GOAL: Using the listing below, please gather every line containing the word "atrial".

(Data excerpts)
--------------------

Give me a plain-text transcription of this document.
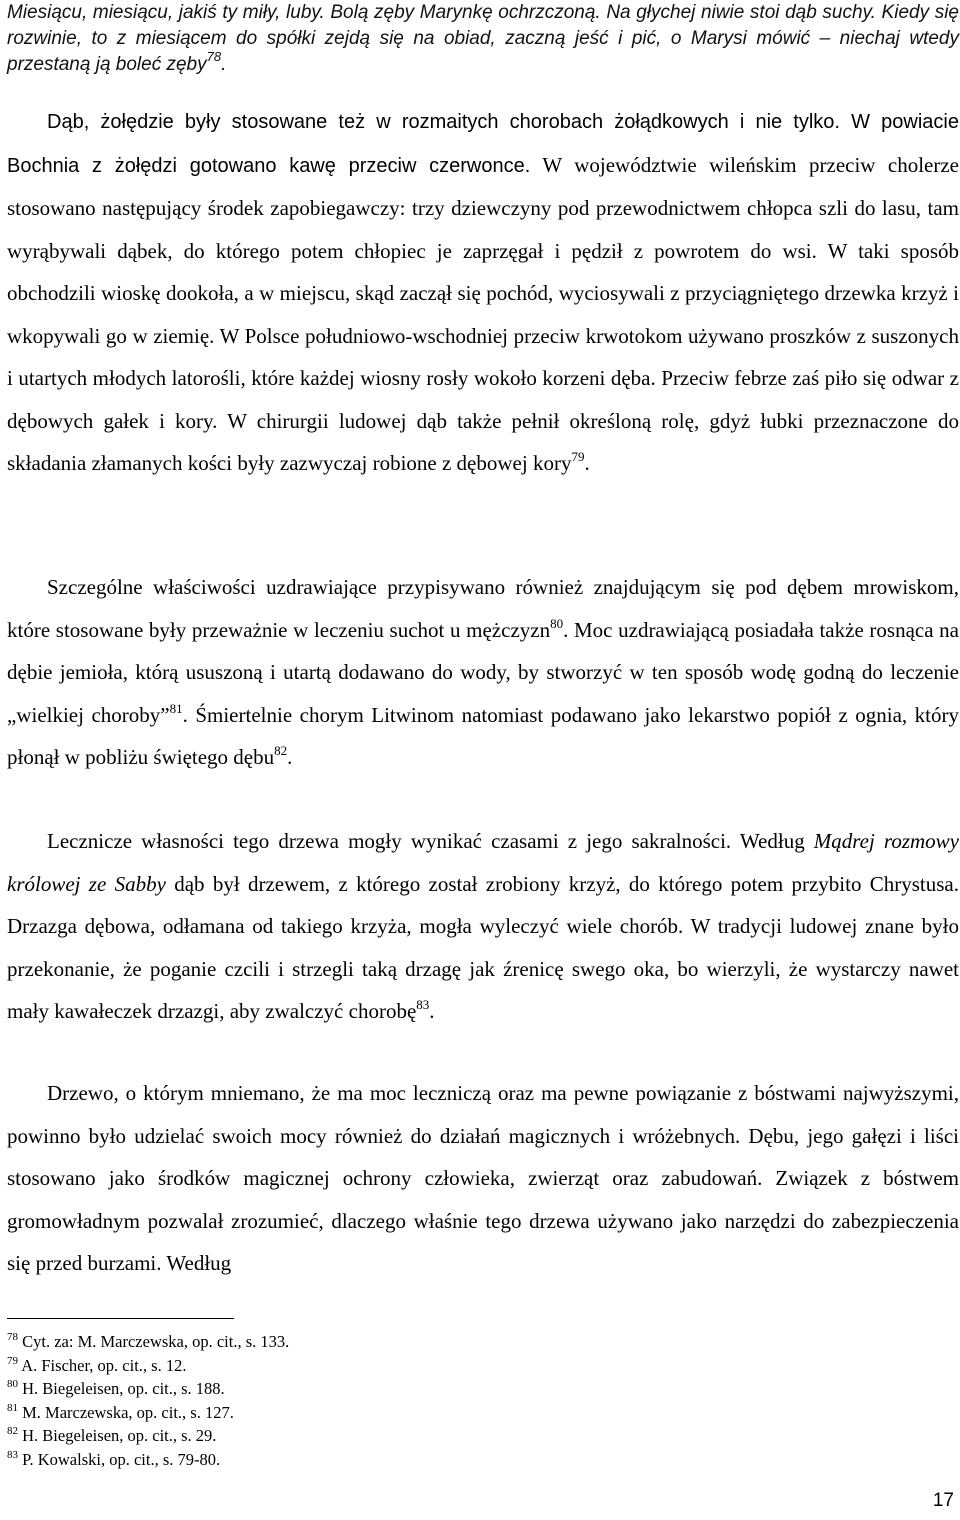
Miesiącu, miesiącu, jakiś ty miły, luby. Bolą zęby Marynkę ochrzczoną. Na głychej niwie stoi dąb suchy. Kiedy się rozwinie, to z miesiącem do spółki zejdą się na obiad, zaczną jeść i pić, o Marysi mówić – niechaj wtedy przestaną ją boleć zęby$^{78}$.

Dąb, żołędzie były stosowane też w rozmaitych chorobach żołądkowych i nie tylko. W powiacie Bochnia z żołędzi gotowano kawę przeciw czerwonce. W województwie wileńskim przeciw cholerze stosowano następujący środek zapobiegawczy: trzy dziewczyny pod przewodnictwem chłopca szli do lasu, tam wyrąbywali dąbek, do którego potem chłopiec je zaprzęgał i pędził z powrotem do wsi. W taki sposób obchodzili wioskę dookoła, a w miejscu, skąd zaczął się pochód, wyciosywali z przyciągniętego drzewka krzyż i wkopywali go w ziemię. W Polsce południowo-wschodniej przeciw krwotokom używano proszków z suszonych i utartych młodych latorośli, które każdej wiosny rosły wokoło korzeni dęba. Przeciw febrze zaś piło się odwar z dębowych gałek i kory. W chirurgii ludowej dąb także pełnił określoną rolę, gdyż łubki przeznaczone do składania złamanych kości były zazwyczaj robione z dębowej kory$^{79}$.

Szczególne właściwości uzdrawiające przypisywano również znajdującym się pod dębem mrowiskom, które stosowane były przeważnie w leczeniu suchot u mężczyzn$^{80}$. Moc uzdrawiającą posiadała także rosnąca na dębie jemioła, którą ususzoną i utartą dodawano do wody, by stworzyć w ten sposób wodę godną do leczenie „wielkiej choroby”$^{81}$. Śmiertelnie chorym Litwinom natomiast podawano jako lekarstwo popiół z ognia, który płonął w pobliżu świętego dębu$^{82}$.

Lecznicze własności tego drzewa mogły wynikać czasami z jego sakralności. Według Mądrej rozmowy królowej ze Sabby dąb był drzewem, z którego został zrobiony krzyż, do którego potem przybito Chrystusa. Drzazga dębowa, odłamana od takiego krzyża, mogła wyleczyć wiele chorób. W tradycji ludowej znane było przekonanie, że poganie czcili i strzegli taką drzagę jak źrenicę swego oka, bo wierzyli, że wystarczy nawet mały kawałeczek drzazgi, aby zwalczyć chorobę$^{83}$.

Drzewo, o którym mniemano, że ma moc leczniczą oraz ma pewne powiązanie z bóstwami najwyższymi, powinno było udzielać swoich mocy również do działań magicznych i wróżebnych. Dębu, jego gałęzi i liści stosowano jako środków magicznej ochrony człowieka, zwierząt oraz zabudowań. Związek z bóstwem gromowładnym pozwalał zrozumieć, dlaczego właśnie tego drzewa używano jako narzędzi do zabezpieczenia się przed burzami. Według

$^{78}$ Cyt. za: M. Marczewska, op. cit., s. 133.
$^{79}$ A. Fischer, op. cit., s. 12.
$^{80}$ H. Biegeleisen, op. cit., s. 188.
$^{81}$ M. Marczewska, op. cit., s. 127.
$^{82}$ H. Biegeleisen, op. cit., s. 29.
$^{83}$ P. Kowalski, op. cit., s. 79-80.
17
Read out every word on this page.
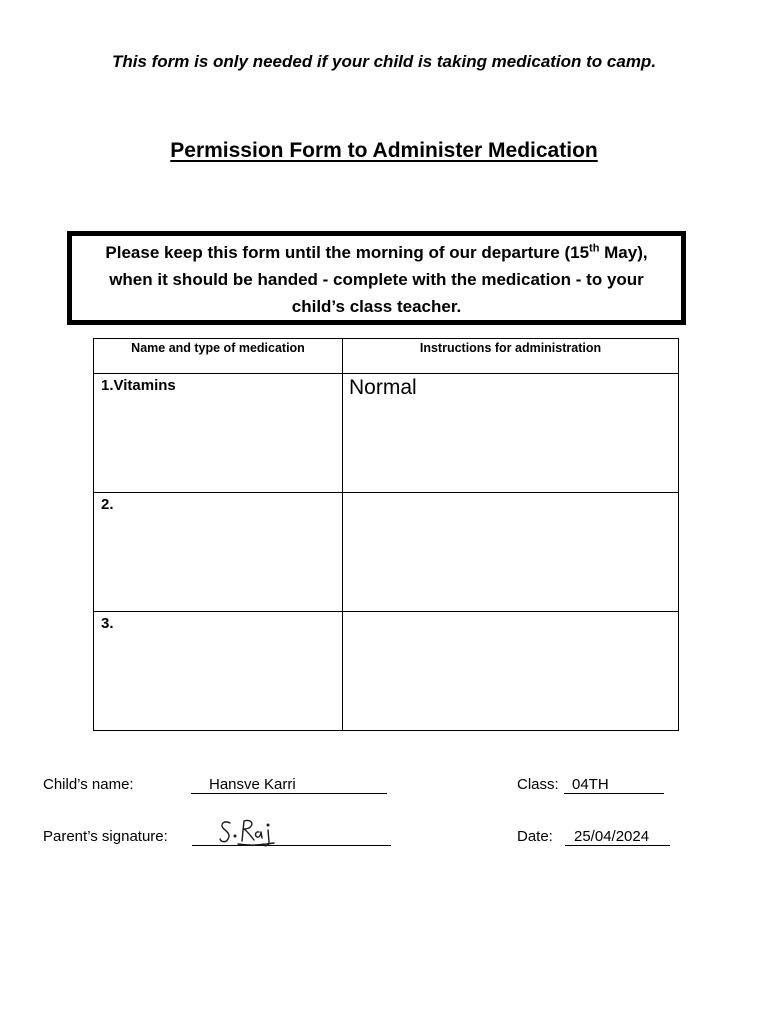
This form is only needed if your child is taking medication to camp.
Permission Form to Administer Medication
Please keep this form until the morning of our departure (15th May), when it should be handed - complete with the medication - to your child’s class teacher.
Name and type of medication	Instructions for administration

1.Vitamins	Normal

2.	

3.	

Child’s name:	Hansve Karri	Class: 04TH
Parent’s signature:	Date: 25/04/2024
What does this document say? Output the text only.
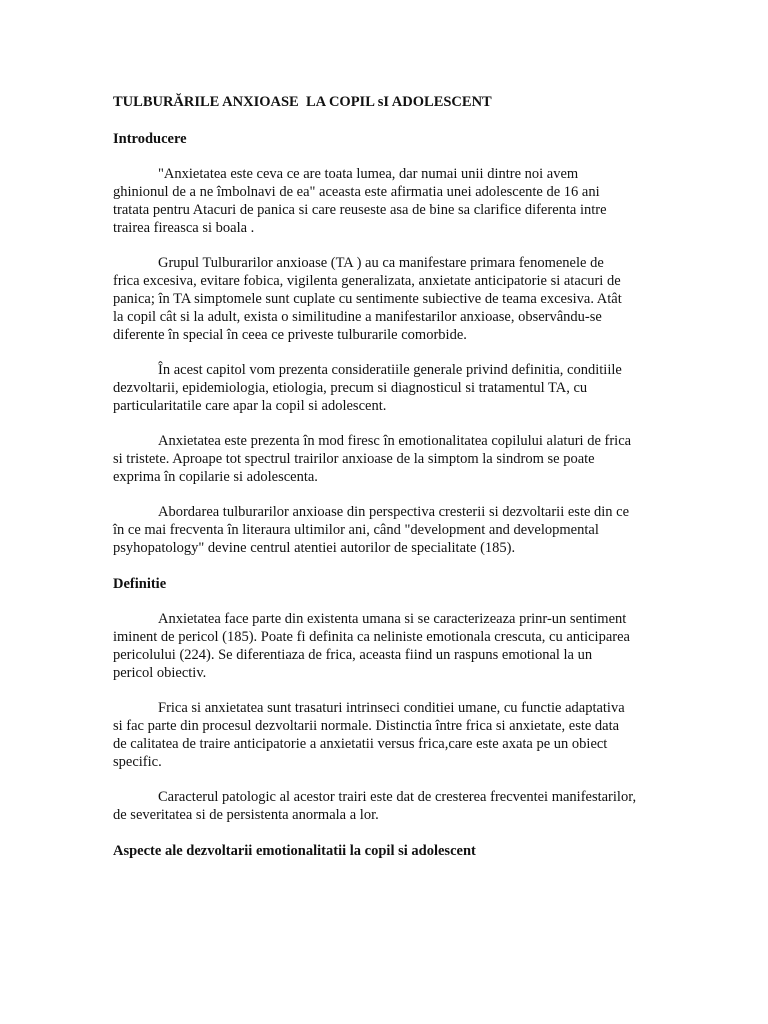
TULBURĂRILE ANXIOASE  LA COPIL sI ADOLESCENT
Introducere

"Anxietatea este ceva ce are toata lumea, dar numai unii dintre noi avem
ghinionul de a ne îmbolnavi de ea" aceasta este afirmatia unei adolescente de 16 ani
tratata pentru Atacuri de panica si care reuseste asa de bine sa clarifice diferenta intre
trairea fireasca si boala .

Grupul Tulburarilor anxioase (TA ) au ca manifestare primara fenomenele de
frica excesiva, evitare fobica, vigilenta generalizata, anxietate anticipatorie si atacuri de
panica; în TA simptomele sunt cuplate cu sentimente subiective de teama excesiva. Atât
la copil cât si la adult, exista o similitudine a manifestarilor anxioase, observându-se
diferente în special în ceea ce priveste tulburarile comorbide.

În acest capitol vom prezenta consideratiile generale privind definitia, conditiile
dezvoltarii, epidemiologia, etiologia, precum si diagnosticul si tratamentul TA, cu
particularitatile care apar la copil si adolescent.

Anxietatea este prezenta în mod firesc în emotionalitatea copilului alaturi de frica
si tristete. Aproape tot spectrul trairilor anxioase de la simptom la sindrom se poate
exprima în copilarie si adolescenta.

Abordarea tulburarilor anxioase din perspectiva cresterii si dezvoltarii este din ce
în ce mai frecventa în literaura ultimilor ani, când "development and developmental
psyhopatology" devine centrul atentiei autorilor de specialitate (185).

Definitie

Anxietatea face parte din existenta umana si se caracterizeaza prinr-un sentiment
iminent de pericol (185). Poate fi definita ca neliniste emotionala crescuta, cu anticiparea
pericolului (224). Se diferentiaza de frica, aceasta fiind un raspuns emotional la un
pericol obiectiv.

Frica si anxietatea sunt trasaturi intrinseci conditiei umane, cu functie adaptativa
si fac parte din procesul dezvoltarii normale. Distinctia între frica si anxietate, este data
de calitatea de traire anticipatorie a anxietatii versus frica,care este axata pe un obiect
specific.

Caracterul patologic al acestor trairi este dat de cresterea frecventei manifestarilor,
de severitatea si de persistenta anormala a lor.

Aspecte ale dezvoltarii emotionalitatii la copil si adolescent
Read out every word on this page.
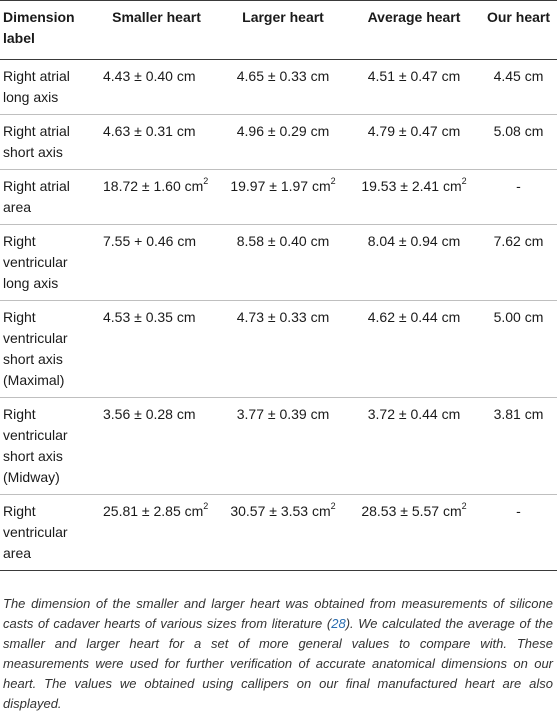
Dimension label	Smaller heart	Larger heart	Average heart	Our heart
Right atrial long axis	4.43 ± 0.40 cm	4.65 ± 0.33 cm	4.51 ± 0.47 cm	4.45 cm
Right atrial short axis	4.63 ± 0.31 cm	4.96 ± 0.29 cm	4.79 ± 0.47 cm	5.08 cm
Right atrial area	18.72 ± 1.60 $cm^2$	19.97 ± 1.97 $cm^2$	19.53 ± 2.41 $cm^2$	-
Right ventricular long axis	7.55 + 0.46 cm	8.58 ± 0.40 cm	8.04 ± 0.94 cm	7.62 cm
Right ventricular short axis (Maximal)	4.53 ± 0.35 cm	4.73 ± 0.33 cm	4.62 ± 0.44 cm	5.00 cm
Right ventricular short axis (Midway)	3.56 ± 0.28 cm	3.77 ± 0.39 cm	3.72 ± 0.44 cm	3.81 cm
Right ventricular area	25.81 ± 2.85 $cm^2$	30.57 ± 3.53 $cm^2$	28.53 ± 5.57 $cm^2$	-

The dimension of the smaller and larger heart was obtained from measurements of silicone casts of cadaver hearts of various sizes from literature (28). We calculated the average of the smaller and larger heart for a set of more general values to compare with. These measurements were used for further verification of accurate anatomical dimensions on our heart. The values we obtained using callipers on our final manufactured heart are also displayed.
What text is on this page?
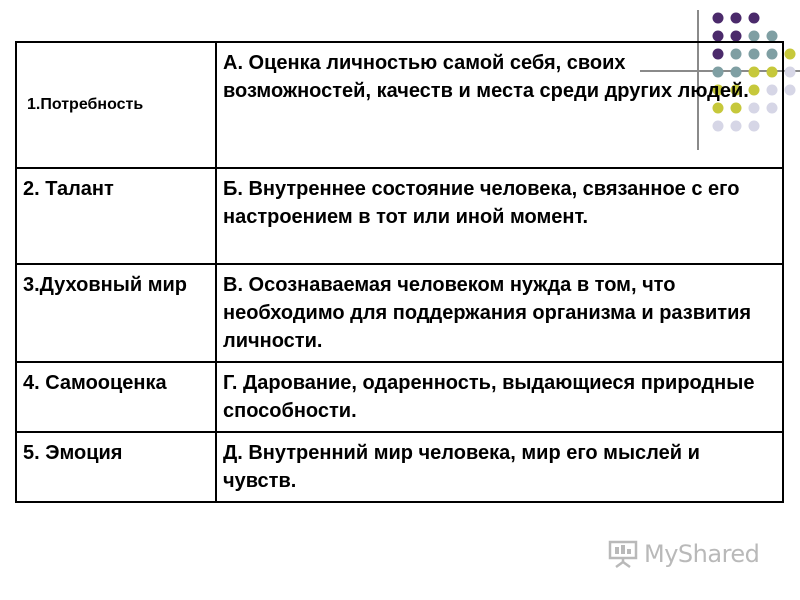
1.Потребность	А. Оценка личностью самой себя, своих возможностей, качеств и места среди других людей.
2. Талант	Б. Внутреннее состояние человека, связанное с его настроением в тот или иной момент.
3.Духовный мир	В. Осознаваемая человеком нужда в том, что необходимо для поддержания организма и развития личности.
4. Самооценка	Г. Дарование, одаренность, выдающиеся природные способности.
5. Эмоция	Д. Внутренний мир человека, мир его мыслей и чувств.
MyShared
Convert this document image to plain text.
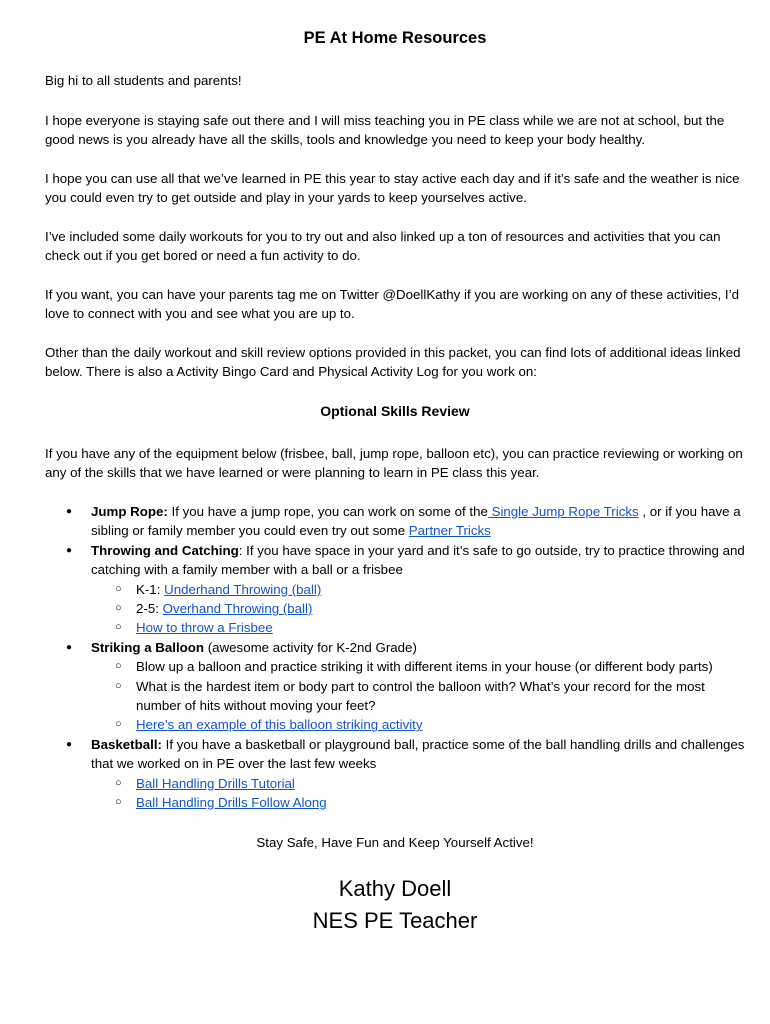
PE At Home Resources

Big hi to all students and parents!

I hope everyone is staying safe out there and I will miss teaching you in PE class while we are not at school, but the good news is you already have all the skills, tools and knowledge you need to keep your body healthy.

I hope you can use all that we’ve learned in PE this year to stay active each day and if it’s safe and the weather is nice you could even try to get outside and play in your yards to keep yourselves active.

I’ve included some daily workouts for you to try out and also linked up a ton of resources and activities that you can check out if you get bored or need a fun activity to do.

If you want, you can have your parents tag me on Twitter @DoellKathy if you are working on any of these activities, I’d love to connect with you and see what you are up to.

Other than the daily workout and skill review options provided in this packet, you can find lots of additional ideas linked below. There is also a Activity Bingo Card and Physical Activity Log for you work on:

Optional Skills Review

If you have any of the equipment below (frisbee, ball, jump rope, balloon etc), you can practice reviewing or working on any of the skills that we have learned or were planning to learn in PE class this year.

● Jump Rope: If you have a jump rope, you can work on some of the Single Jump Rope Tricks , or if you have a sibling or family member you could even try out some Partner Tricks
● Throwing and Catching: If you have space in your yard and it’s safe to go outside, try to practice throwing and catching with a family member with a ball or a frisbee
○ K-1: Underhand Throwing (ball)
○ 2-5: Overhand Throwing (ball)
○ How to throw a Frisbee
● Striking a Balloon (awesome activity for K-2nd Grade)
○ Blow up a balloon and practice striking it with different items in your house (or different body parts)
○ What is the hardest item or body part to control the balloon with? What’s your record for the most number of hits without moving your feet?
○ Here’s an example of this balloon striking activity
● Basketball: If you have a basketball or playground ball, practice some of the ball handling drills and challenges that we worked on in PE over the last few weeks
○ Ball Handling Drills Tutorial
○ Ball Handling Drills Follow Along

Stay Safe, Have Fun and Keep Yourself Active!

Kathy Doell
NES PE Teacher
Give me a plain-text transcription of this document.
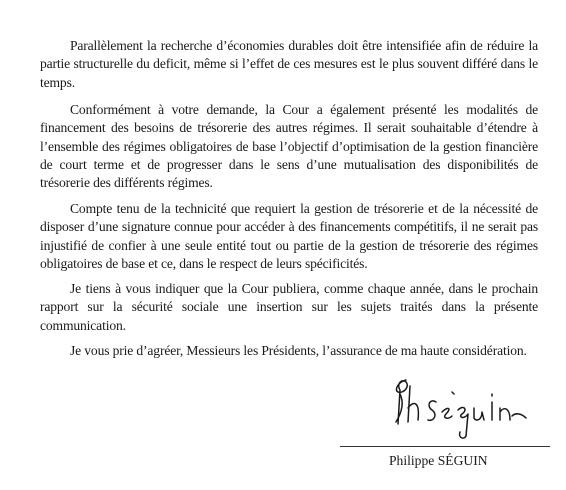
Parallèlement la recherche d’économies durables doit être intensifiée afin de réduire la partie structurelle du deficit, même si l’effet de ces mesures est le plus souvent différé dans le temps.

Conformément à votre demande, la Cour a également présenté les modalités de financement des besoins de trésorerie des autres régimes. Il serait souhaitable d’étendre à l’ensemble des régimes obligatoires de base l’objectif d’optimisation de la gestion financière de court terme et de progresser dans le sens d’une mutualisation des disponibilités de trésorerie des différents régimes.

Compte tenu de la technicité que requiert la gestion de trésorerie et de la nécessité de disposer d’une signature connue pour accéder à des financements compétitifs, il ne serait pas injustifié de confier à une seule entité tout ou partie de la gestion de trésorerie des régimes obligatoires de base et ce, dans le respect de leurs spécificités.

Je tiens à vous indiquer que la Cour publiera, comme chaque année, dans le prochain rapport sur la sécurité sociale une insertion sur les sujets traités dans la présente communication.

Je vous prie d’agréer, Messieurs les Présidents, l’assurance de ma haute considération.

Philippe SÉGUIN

--------------------

RESULT OF THIS EXERCISE:
Right atrial long axis	4.43 ± 0.40 cm	4.65 ± 0.33 cm	4.51 ± 0.47 cm	4.45 cm
Right atrial short axis	4.63 ± 0.31 cm	4.96 ± 0.29 cm	4.79 ± 0.47 cm	5.08 cm
Right atrial area	18.72 ± 1.60 $cm^2$	19.97 ± 1.97 $cm^2$	19.53 ± 2.41 $cm^2$	-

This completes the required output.